Source document:
----

This project is based on the Visualizing COVID-19 project available at learn.datacamp.com.

#Read dataset for line plot showing cases in China
confirmed_cases_worldwide <- read.csv("datasets/confirmed_cases_worldwide.csv", 
                                      colClasses = c("Date", "integer"))

#Show the result
glimpse(confirmed_cases_worldwide)
## Rows: 56
## Columns: 2
## $ date      <date> 2020-01-22, 2020-01-23, 2020-01-24, 2020-01-25, 2020-01-...
## $ cum_cases <int> 555, 653, 941, 1434, 2118, 2927, 5578, 6166, 8234, 9927, ...
#Line plot of the cumulative number of cases confirmed globally over time
confirmed_cases_worldwide$date = as.Date(confirmed_cases_worldwide$date)

g1 <- ggplot(data = confirmed_cases_worldwide, 
             aes(x = date, 
                 y = cum_cases, 
                 group = 1)) +
  geom_line() +
  labs(title = "Cumulative Number of Cases Confirmed Globally over Time", 
       y = "Number of Cases",
       x = "") +
  theme(plot.title = element_text(hjust = 0.5)) #Center plot title

g1

# Read data for line plot comparing China to other countries
confirmed_cases_china_vs_world <- read.csv("datasets/confirmed_cases_china_vs_world.csv",
                                           colClasses = c("factor","Date","integer","integer"))

# Show the result
glimpse(confirmed_cases_china_vs_world)
## Rows: 112
## Columns: 4
## $ is_china  <fct> China, China, China, China, China, China, China, China, C...
## $ date      <date> 2020-01-22, 2020-01-23, 2020-01-24, 2020-01-25, 2020-01-...
## $ cases     <int> 548, 95, 277, 486, 669, 802, 2632, 578, 2054, 1661, 2089,...
## $ cum_cases <int> 548, 643, 920, 1406, 2075, 2877, 5509, 6087, 8141, 9802, ...
#Line plot comparing cases in China to cases elsewhere
g2 <- ggplot(data = confirmed_cases_china_vs_world) +
  geom_line(aes(date, 
                cum_cases,
                group = is_china, 
                col = is_china)) +
  labs(title = "Cumulative Number of Confirmed Cases over Time", 
       y = "Cumulative Confirmed Cases", 
       x = "") + 
  theme(legend.title = element_blank(),
        plot.title = element_text(hjust = 0.5))

g2

#Code provided by DataCamp
who_events <- tribble(
  ~ date, ~ event,
  "2020-01-30", "Global health\nemergency declared",
  "2020-03-11", "Pandemic\ndeclared",
  "2020-02-13", "China reporting\nchange"
) %>%
  mutate(date = as.Date(date))
#Adding WHO data to the line plot comparing cases in China to cases elsewhere

g2 +
  geom_vline(data = who_events, 
             aes(xintercept = date), 
             linetype = "dashed") +
  geom_text(data = who_events, 
            aes(x = date, label = event),
            size = 3.5,
            angle = 90,
            y = 100000)

----

Study questions:
(a) Translate this sentence from the COVID-19 plotting script into Spanish: "This project is based on the Visualizing COVID-19 project available at learn.datacamp.com."
(b) Return the stretch of the COVID-19 plotting script from "# Show the result" through "2054, 1661, 2089,...", copied character for character.
(c) Resume the COVID-19 plotting script after its final line, writing the R code that would come next.

----

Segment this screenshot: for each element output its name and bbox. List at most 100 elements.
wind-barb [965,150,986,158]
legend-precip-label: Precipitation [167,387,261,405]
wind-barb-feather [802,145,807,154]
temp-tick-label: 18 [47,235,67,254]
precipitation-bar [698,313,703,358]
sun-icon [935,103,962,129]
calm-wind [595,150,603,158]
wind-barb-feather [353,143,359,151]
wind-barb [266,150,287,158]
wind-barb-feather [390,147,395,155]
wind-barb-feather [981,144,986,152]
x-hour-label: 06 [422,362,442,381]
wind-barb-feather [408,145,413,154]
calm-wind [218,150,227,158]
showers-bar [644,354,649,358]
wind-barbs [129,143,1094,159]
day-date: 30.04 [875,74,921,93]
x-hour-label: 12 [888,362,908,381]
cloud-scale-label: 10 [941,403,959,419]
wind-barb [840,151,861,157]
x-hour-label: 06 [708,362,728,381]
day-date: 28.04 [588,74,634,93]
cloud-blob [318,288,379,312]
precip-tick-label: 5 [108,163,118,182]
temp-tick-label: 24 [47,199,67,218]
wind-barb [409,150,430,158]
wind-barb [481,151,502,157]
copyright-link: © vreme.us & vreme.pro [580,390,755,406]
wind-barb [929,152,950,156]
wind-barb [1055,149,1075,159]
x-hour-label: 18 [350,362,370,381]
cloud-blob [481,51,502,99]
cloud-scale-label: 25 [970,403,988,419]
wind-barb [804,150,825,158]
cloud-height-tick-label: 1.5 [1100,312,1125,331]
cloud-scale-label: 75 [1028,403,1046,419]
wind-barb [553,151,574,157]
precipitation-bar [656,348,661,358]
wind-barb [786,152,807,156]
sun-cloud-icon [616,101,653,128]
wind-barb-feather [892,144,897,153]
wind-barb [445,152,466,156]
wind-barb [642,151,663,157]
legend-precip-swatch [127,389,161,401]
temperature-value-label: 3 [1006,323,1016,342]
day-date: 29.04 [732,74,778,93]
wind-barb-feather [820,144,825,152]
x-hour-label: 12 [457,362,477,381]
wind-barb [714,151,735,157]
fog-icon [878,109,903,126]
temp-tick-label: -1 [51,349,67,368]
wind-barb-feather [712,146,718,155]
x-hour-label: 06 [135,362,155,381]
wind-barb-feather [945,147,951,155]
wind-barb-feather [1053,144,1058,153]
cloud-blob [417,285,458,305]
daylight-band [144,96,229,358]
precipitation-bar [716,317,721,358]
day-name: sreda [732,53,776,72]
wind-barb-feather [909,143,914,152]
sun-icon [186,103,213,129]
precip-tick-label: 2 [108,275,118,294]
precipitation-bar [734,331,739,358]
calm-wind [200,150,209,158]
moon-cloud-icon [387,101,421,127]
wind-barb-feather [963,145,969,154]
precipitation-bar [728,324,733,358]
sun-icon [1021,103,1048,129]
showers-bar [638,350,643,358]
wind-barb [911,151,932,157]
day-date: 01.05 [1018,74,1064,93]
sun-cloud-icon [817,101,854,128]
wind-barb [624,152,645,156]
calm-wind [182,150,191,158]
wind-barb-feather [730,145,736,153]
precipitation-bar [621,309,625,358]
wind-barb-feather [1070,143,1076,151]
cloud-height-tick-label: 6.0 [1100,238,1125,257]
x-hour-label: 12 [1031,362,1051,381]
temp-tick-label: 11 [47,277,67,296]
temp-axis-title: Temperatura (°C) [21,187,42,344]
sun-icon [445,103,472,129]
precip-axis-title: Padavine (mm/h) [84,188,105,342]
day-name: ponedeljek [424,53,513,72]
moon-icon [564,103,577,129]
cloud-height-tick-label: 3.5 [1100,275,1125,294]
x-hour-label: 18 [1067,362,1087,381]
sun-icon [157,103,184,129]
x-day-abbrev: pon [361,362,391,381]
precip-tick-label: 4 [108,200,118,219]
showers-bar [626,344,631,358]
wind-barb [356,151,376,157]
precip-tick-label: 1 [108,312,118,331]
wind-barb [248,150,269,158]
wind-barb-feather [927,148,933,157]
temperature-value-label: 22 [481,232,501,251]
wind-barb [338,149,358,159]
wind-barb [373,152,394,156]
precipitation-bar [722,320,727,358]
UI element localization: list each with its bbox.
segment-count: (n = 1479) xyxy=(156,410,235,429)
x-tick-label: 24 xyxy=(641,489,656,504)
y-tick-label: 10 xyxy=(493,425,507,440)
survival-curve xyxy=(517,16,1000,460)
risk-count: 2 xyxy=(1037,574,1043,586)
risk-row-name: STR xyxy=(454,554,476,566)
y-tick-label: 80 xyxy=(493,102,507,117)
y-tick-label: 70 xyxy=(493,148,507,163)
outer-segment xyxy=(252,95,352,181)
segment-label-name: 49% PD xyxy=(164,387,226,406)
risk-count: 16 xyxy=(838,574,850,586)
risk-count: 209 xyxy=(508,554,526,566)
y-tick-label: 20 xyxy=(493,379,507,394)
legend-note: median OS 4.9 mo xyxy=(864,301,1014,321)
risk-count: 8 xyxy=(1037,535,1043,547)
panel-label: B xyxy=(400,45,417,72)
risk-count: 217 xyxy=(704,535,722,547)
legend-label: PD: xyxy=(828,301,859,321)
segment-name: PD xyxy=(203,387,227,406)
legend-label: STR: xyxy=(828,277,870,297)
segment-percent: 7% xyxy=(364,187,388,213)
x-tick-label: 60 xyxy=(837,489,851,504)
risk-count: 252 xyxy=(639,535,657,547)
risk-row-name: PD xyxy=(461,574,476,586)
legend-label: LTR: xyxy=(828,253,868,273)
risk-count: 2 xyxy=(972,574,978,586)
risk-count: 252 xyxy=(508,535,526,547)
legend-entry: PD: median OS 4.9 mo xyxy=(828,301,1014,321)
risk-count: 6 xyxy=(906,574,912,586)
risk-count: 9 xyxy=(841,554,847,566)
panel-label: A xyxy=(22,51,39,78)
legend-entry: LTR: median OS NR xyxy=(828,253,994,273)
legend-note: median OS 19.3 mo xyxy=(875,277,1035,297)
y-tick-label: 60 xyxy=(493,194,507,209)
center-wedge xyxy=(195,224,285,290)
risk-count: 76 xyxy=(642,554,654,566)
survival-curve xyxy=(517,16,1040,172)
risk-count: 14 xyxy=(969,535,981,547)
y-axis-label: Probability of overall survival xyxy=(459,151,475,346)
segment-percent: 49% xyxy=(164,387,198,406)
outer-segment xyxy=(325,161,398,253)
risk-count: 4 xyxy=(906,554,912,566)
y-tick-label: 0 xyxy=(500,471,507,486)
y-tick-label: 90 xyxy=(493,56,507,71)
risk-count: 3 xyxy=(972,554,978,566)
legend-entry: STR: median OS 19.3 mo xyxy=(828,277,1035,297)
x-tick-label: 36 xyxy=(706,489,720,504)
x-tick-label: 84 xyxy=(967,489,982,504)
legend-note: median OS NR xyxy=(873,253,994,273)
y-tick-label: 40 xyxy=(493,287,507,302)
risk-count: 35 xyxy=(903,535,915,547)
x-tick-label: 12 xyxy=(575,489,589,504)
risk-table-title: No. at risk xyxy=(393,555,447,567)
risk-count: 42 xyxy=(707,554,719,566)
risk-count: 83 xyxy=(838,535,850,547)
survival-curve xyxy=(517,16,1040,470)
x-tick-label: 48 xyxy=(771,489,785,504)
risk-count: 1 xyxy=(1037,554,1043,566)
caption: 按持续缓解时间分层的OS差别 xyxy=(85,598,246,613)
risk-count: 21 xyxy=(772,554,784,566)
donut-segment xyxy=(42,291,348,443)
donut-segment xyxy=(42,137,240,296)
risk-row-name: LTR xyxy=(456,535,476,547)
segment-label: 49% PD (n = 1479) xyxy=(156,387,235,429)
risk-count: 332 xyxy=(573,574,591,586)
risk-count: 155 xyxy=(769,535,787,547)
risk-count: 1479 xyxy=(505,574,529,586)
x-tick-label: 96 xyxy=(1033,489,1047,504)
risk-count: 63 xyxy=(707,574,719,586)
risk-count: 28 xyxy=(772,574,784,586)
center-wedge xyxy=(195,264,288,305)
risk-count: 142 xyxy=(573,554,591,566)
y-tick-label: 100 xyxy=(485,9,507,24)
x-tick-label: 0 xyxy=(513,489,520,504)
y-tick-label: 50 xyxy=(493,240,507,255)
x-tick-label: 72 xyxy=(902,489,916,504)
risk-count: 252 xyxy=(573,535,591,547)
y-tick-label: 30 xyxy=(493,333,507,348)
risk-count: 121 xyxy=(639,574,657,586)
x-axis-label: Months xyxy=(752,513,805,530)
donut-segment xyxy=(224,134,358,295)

----

Answers:
(a) Este proyecto se basa en el proyecto Visualizing COVID-19, disponible en learn.datacamp.com.

(b)
# Show the result
glimpse(confirmed_cases_china_vs_world)
## Rows: 112
## Columns: 4
## $ is_china  <fct> China, China, China, China, China, China, China, China, C...
## $ date      <date> 2020-01-22, 2020-01-23, 2020-01-24, 2020-01-25, 2020-01-...
## $ cases     <int> 548, 95, 277, 486, 669, 802, 2632, 578, 2054, 1661, 2089,...

(c)
#China data after reporting change (Feb. 15)
china_after_feb15 <- confirmed_cases_china_vs_world %>%
                        filter(is_china == "China" & 
                               date >= '2020-02-15')
#Fitting a GAM to Chinese cases after Feb. 15
g3 = ggplot(data = china_after_feb15, 
            aes(x = date, 
                y = cum_cases)) +
  geom_line() +
  geom_smooth(method = "gam", 
              se = FALSE) + 
  labs(title = "Cumulative Number of Cases Confirmed in China after Feb. 15",
       x = "Date", 
       y = "Cumulative Confirmed Cases") + 
  theme(plot.title = element_text(hjust = 0.5))

g3
## `geom_smooth()` using formula 'y ~ s(x, bs = "cs")'

#Filter data for countries other than China
not_china <- confirmed_cases_china_vs_world %>%
                        filter(is_china == "Not China")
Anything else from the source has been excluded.